--- Aim of the exercise ---
All entries must be repeated exactly; do not include the pictures.

--- Data excerpts ---
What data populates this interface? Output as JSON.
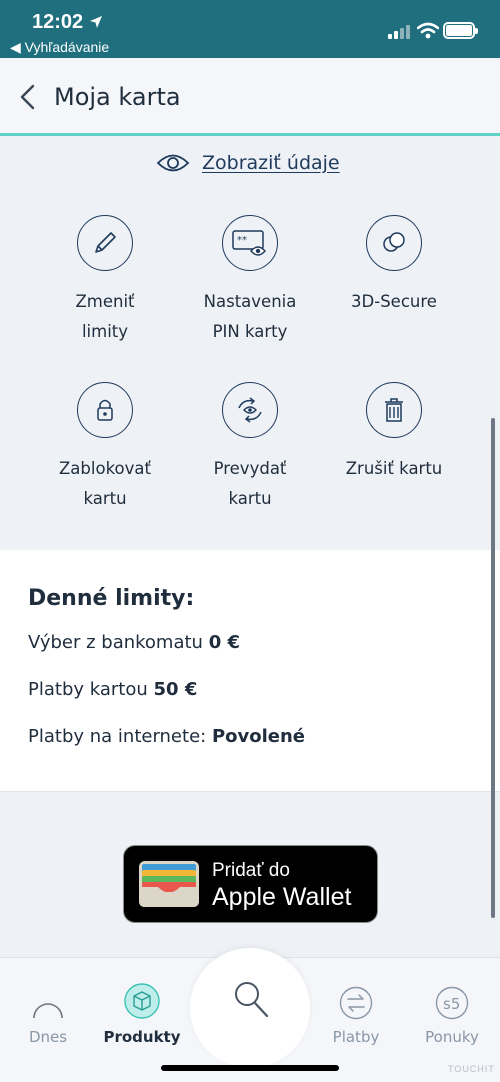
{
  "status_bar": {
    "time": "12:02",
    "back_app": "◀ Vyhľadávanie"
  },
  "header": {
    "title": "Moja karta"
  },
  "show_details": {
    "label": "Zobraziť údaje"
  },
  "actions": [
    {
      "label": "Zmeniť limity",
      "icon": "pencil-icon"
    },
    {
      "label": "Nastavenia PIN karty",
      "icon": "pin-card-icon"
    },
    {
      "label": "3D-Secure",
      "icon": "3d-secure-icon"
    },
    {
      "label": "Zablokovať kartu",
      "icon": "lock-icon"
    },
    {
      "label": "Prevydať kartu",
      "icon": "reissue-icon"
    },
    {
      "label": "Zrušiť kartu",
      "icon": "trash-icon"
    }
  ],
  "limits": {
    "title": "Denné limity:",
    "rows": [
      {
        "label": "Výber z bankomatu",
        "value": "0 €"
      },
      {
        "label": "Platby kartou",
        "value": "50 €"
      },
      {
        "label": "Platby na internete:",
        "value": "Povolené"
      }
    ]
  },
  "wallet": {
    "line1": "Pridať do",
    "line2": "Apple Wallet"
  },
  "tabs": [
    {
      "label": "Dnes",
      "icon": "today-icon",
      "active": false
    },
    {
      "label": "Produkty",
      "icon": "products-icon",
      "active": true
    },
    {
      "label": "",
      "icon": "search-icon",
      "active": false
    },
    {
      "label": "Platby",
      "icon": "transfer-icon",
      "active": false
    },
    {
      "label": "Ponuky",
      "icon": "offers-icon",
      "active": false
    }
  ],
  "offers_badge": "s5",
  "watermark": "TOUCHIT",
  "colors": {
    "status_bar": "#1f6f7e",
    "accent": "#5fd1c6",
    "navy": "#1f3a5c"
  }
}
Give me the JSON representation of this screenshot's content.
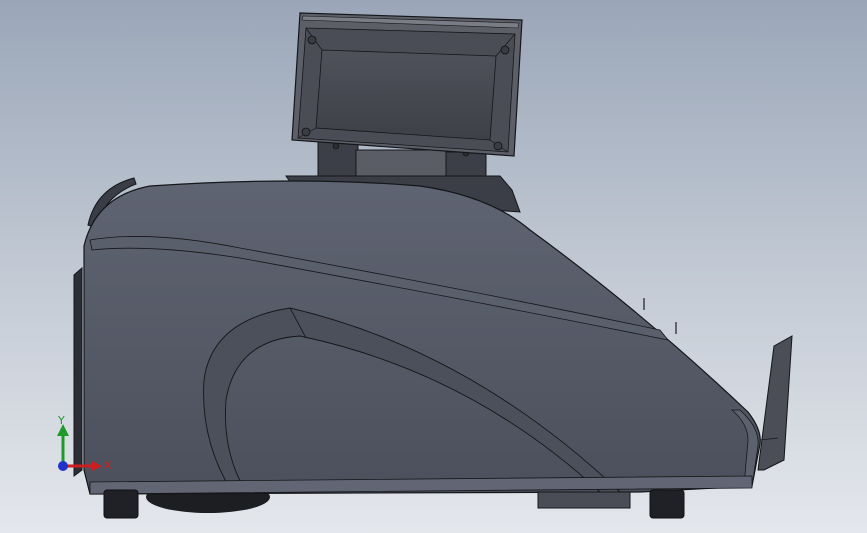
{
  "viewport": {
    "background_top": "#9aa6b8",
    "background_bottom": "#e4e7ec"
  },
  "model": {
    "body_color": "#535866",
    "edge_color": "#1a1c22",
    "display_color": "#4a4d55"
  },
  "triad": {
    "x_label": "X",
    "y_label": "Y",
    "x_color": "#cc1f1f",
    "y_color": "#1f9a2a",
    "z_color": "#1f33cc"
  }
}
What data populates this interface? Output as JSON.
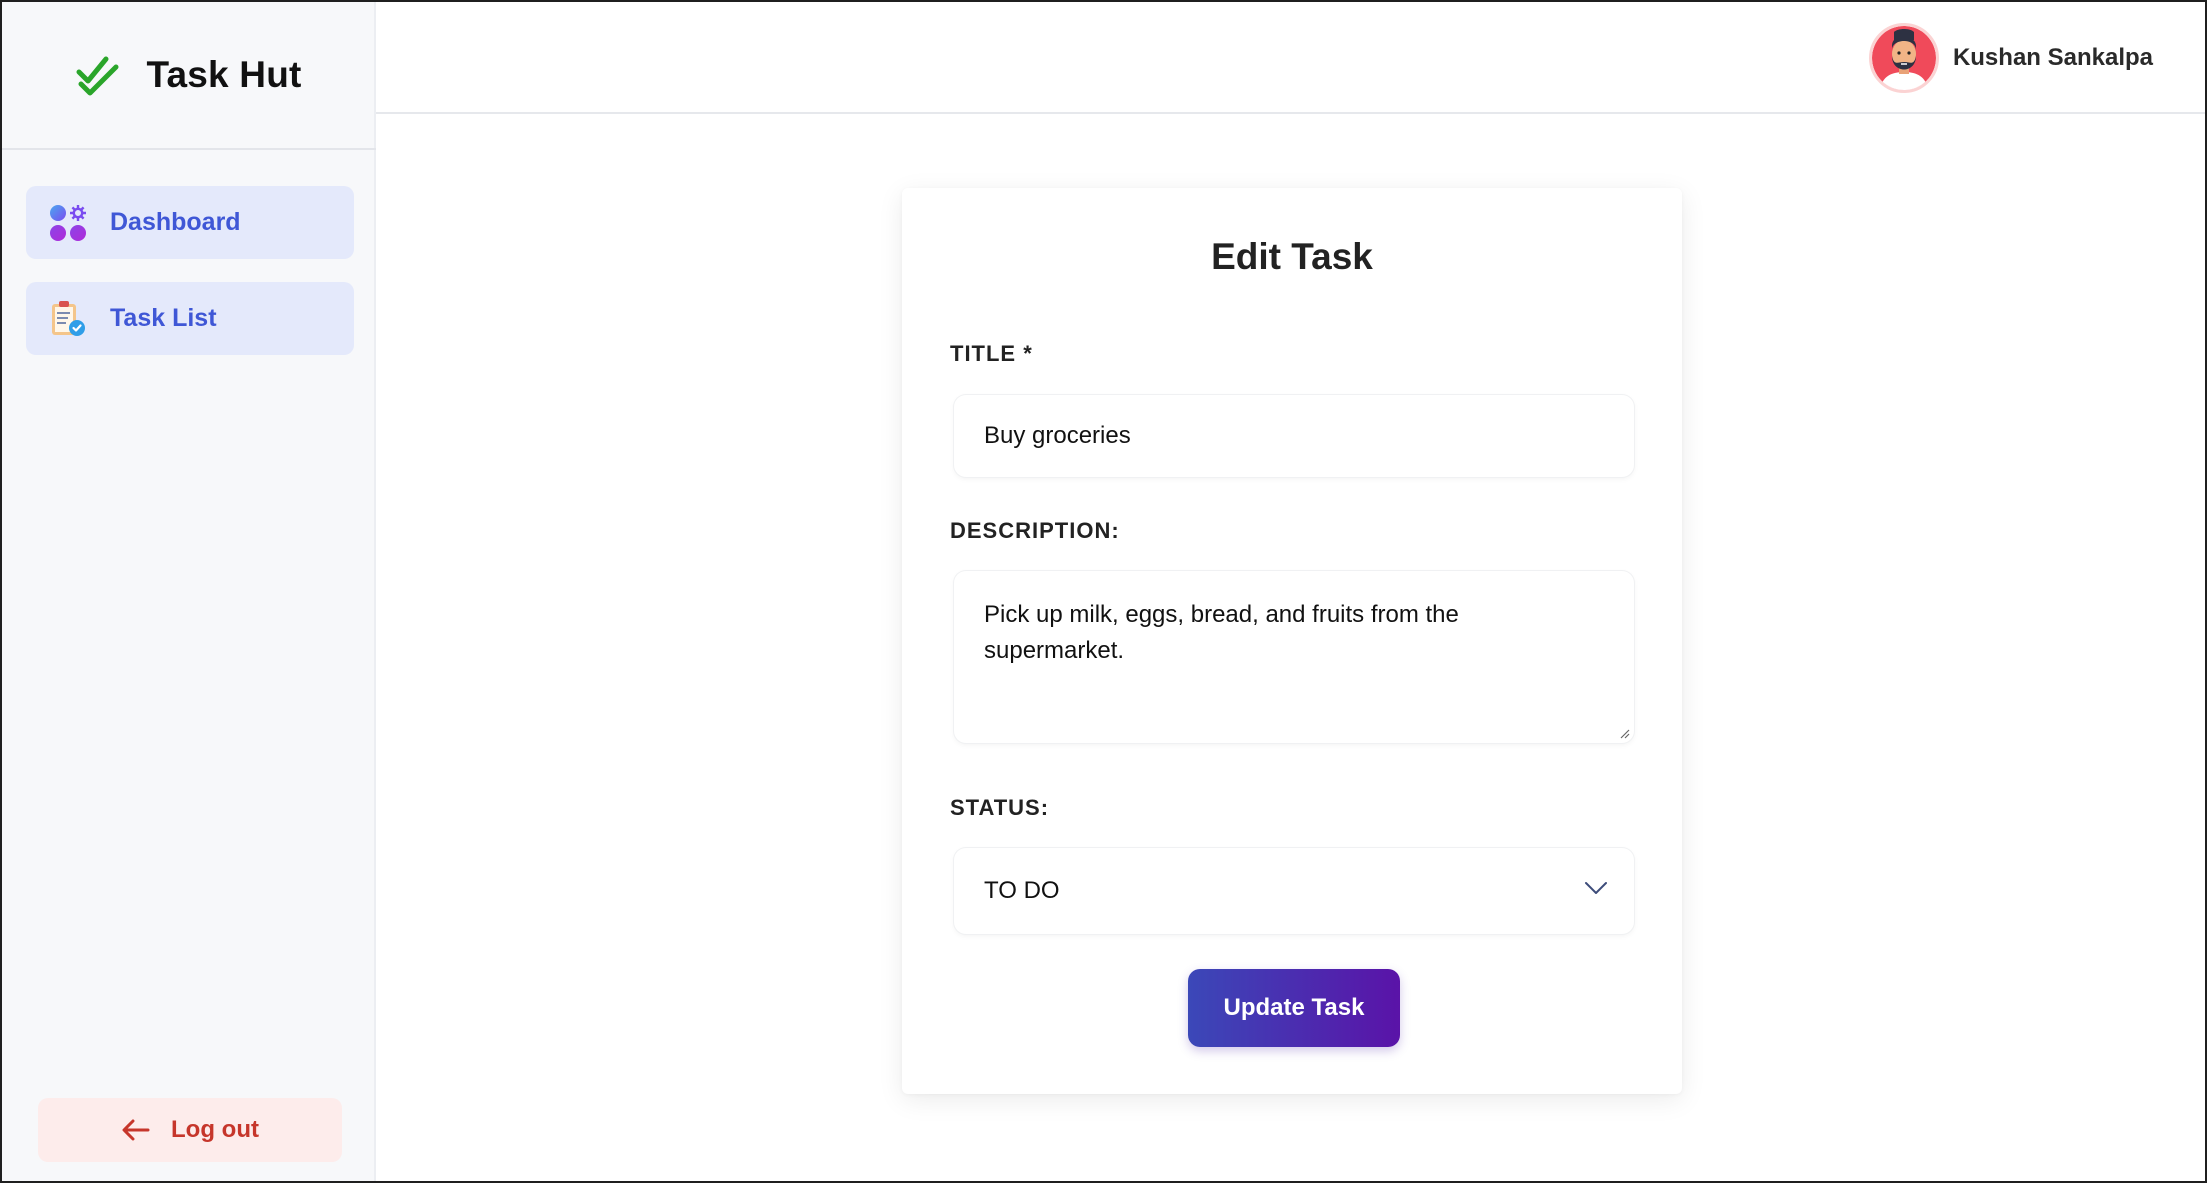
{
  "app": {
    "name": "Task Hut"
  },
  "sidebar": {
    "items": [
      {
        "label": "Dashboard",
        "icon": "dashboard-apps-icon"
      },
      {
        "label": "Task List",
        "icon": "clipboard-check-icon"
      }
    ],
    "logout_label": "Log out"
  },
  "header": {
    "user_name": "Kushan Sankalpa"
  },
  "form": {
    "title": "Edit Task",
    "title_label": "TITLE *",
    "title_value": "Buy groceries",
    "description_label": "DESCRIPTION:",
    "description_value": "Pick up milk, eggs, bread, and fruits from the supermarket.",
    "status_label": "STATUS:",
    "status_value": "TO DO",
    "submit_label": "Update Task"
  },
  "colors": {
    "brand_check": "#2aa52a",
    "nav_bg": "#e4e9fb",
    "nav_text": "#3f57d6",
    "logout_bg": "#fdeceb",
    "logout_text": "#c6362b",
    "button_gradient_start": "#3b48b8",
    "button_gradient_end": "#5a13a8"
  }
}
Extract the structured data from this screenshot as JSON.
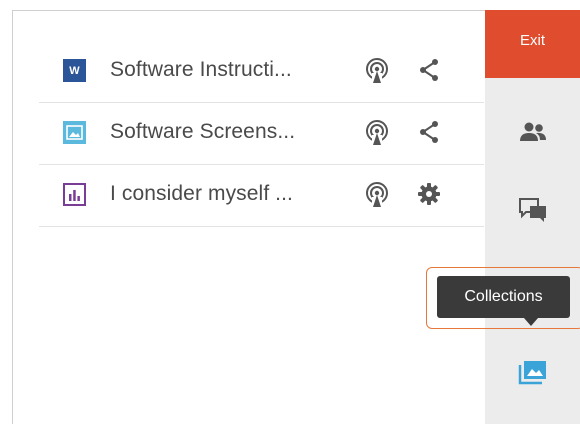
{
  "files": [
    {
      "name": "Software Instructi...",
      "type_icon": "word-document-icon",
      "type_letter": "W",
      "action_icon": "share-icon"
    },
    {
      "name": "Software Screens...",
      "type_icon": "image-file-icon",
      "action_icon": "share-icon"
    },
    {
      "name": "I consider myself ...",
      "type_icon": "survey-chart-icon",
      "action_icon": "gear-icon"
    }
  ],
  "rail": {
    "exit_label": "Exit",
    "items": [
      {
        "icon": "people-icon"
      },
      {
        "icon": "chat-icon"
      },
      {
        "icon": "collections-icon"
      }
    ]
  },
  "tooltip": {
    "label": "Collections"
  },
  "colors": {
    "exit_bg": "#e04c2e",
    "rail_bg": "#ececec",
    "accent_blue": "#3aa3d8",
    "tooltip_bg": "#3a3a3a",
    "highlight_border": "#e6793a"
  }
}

--- Result of this exercise ---
What data populates this interface? Output as JSON.
{
  "status_bar": {
    "time": "12:02",
    "back_app": "◀ Vyhľadávanie"
  },
  "header": {
    "title": "Moja karta"
  },
  "show_details": {
    "label": "Zobraziť údaje"
  },
  "actions": [
    {
      "label": "Zmeniť limity",
      "icon": "pencil-icon"
    },
    {
      "label": "Nastavenia PIN karty",
      "icon": "pin-card-icon"
    },
    {
      "label": "3D-Secure",
      "icon": "3d-secure-icon"
    },
    {
      "label": "Zablokovať kartu",
      "icon": "lock-icon"
    },
    {
      "label": "Prevydať kartu",
      "icon": "reissue-icon"
    },
    {
      "label": "Zrušiť kartu",
      "icon": "trash-icon"
    }
  ],
  "limits": {
    "title": "Denné limity:",
    "rows": [
      {
        "label": "Výber z bankomatu",
        "value": "0 €"
      },
      {
        "label": "Platby kartou",
        "value": "50 €"
      },
      {
        "label": "Platby na internete:",
        "value": "Povolené"
      }
    ]
  },
  "wallet": {
    "line1": "Pridať do",
    "line2": "Apple Wallet"
  },
  "tabs": [
    {
      "label": "Dnes",
      "icon": "today-icon",
      "active": false
    },
    {
      "label": "Produkty",
      "icon": "products-icon",
      "active": true
    },
    {
      "label": "",
      "icon": "search-icon",
      "active": false
    },
    {
      "label": "Platby",
      "icon": "transfer-icon",
      "active": false
    },
    {
      "label": "Ponuky",
      "icon": "offers-icon",
      "active": false
    }
  ],
  "offers_badge": "s5",
  "watermark": "TOUCHIT",
  "colors": {
    "status_bar": "#1f6f7e",
    "accent": "#5fd1c6",
    "navy": "#1f3a5c"
  }
}
Give me the JSON representation of this screenshot's content.
{
  "viewport": {
    "background_top": "#9aa6b8",
    "background_bottom": "#e4e7ec"
  },
  "model": {
    "body_color": "#535866",
    "edge_color": "#1a1c22",
    "display_color": "#4a4d55"
  },
  "triad": {
    "x_label": "X",
    "y_label": "Y",
    "x_color": "#cc1f1f",
    "y_color": "#1f9a2a",
    "z_color": "#1f33cc"
  }
}
What data populates this interface? Output as JSON.
{
  "app": {
    "name": "Task Hut"
  },
  "sidebar": {
    "items": [
      {
        "label": "Dashboard",
        "icon": "dashboard-apps-icon"
      },
      {
        "label": "Task List",
        "icon": "clipboard-check-icon"
      }
    ],
    "logout_label": "Log out"
  },
  "header": {
    "user_name": "Kushan Sankalpa"
  },
  "form": {
    "title": "Edit Task",
    "title_label": "TITLE *",
    "title_value": "Buy groceries",
    "description_label": "DESCRIPTION:",
    "description_value": "Pick up milk, eggs, bread, and fruits from the supermarket.",
    "status_label": "STATUS:",
    "status_value": "TO DO",
    "submit_label": "Update Task"
  },
  "colors": {
    "brand_check": "#2aa52a",
    "nav_bg": "#e4e9fb",
    "nav_text": "#3f57d6",
    "logout_bg": "#fdeceb",
    "logout_text": "#c6362b",
    "button_gradient_start": "#3b48b8",
    "button_gradient_end": "#5a13a8"
  }
}
Extract the structured data from this screenshot as JSON.
{
  "files": [
    {
      "name": "Software Instructi...",
      "type_icon": "word-document-icon",
      "type_letter": "W",
      "action_icon": "share-icon"
    },
    {
      "name": "Software Screens...",
      "type_icon": "image-file-icon",
      "action_icon": "share-icon"
    },
    {
      "name": "I consider myself ...",
      "type_icon": "survey-chart-icon",
      "action_icon": "gear-icon"
    }
  ],
  "rail": {
    "exit_label": "Exit",
    "items": [
      {
        "icon": "people-icon"
      },
      {
        "icon": "chat-icon"
      },
      {
        "icon": "collections-icon"
      }
    ]
  },
  "tooltip": {
    "label": "Collections"
  },
  "colors": {
    "exit_bg": "#e04c2e",
    "rail_bg": "#ececec",
    "accent_blue": "#3aa3d8",
    "tooltip_bg": "#3a3a3a",
    "highlight_border": "#e6793a"
  }
}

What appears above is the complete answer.